▶ REQUIREMENT
Select all lines in the records that include "законными".
[START OF DATA]
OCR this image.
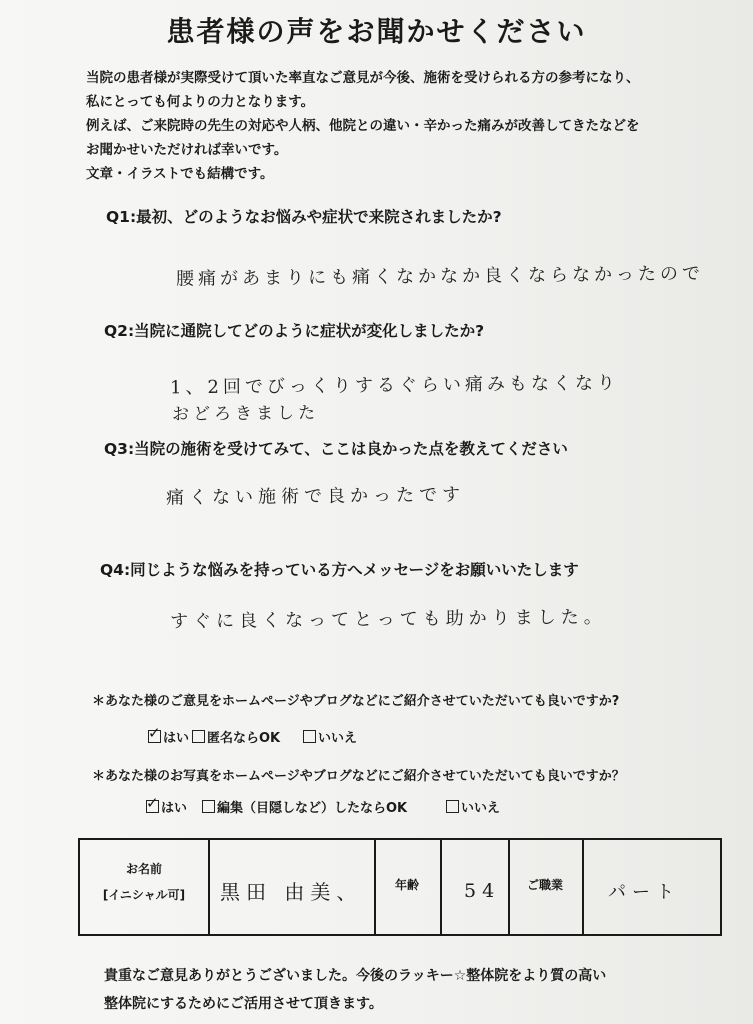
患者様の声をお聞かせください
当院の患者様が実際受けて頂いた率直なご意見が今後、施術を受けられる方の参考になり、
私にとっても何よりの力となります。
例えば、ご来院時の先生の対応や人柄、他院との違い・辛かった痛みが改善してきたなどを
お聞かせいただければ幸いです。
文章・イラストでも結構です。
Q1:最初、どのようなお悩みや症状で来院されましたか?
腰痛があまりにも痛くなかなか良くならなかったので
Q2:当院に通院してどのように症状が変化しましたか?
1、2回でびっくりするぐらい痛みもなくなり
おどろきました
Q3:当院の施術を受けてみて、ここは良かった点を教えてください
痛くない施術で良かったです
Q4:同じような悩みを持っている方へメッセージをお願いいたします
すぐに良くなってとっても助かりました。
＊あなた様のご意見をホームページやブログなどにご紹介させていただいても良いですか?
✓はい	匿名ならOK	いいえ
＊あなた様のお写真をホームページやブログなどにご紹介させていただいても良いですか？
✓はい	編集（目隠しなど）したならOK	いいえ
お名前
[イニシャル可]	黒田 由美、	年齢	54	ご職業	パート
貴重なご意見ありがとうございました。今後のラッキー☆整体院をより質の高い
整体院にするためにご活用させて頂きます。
[END OF DATA]
[START OF DATA]
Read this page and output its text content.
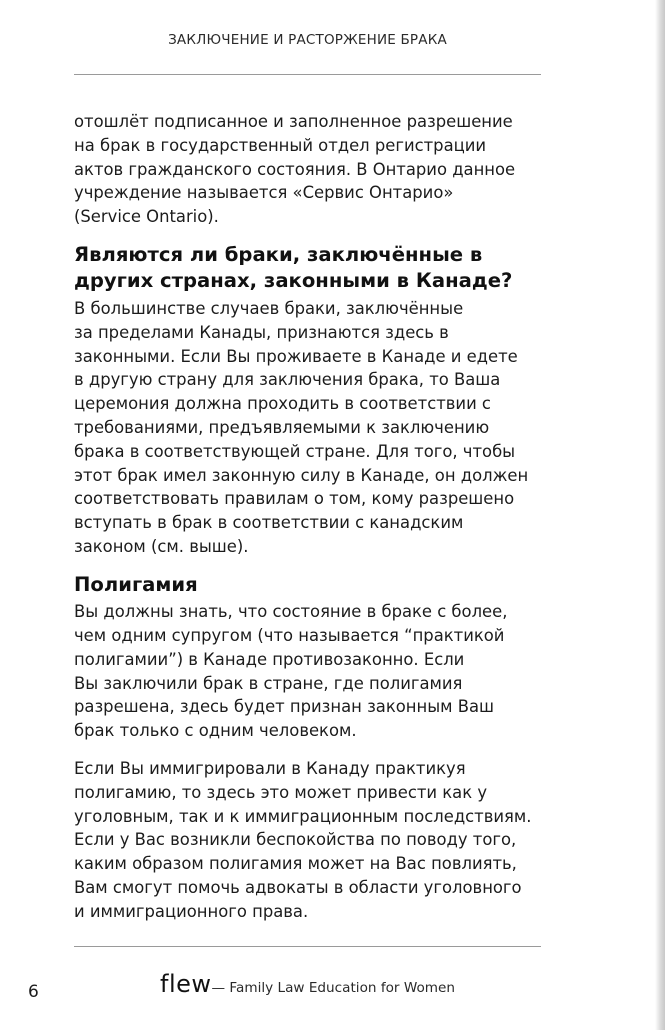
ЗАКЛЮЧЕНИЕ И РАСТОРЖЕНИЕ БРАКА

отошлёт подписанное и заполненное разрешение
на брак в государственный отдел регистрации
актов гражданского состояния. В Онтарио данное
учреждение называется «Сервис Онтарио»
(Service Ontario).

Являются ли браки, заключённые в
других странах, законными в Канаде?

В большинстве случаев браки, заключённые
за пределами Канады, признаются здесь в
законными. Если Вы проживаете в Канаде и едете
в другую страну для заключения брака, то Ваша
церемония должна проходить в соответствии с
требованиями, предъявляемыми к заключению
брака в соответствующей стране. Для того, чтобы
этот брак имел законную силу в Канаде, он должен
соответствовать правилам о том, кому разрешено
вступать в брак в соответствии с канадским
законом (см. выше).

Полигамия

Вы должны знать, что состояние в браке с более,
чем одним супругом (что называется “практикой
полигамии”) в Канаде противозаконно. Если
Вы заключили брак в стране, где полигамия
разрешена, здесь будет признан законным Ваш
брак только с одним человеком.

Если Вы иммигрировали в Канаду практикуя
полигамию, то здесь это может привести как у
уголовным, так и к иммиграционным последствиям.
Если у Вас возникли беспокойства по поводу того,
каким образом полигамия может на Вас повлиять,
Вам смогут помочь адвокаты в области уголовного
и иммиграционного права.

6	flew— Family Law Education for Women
[END OF DATA]
[START OF DATA]
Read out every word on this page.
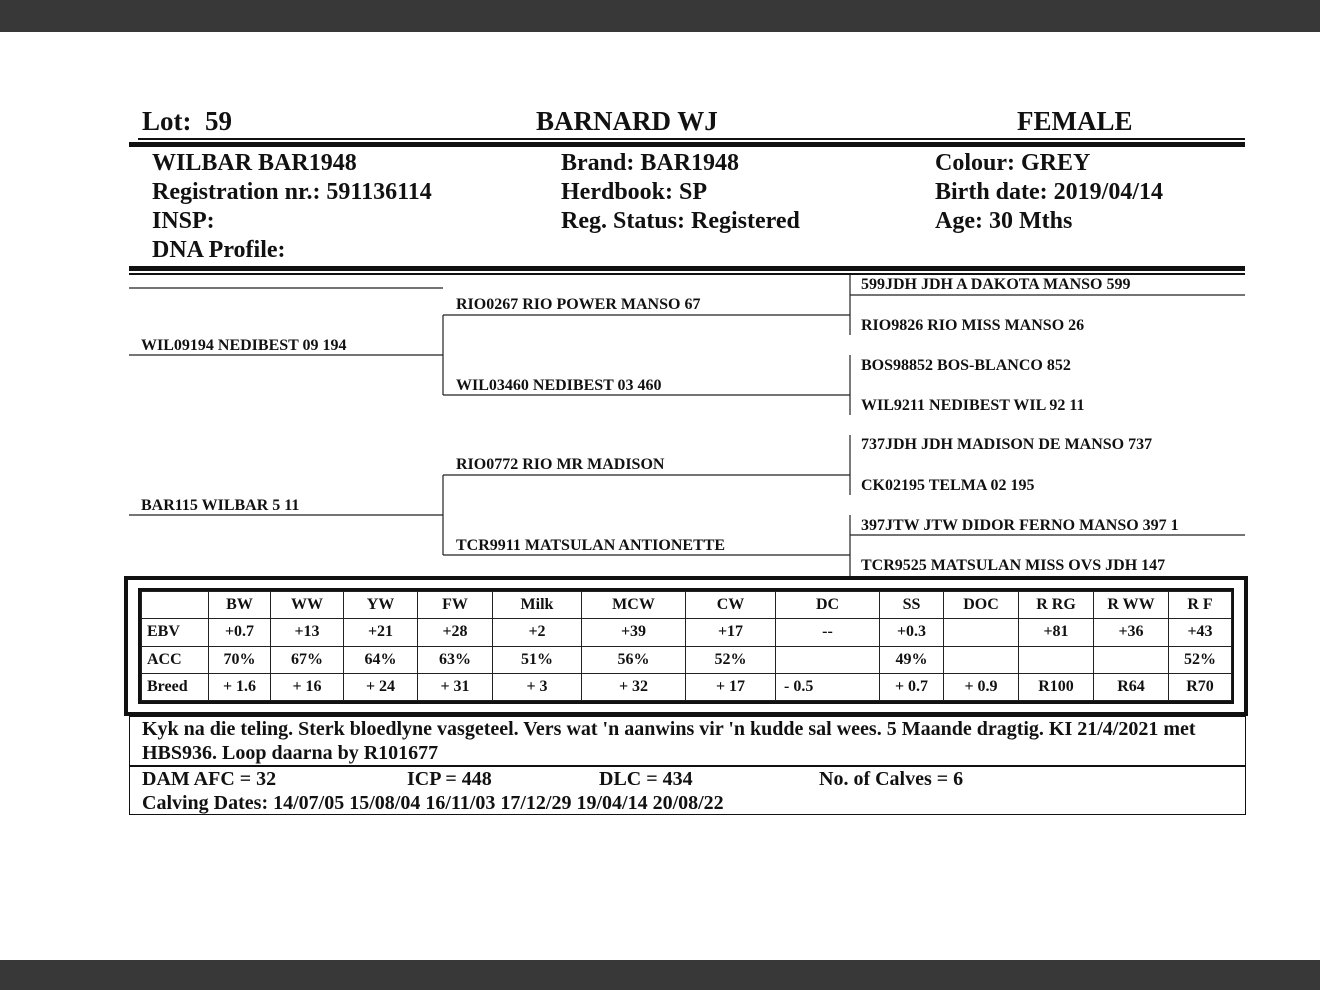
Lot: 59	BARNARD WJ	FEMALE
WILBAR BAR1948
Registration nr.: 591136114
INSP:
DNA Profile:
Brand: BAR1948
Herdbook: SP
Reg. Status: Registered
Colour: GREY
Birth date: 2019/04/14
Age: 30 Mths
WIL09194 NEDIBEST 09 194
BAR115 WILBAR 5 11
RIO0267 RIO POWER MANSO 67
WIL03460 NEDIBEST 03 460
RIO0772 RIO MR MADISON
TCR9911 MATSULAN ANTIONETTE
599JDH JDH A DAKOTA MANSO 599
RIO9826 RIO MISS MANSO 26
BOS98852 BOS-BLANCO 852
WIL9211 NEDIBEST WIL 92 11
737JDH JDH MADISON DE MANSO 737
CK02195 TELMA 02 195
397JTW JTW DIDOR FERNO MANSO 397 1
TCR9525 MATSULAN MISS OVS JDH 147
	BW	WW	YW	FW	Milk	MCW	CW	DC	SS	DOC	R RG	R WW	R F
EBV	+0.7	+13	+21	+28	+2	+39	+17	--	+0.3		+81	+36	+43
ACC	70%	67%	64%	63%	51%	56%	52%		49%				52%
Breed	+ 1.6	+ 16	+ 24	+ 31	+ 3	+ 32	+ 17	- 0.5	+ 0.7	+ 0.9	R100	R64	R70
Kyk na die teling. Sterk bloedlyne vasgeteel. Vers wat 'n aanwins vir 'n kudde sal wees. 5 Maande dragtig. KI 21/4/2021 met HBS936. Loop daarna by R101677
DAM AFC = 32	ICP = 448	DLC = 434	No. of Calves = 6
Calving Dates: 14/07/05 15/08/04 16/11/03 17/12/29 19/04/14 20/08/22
[END OF DATA]
▶ FINAL RESULT
других странах, законными в Канаде?
законными. Если Вы проживаете в Канаде и едете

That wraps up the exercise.